● Exercise goal
Count the lines containing "this". Give the number alone.
++++++++++
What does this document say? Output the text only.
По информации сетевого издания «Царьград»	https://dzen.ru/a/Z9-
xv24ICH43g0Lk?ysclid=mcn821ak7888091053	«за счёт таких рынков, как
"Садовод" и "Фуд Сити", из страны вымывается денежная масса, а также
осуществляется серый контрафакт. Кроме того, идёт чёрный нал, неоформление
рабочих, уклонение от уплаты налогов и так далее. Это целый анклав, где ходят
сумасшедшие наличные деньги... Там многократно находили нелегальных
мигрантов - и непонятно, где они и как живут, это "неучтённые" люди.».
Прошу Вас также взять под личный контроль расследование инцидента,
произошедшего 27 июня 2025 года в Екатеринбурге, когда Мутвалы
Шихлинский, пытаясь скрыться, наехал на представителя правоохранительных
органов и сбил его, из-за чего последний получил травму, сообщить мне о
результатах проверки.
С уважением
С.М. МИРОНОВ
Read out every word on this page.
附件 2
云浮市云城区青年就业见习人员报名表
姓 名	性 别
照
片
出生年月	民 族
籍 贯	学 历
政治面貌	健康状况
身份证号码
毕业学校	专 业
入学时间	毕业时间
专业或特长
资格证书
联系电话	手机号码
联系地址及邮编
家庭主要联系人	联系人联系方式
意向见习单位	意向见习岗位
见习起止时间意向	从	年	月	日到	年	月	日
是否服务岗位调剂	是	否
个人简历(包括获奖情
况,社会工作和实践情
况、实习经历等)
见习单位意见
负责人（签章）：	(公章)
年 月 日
++++++++++
● Output of the task
2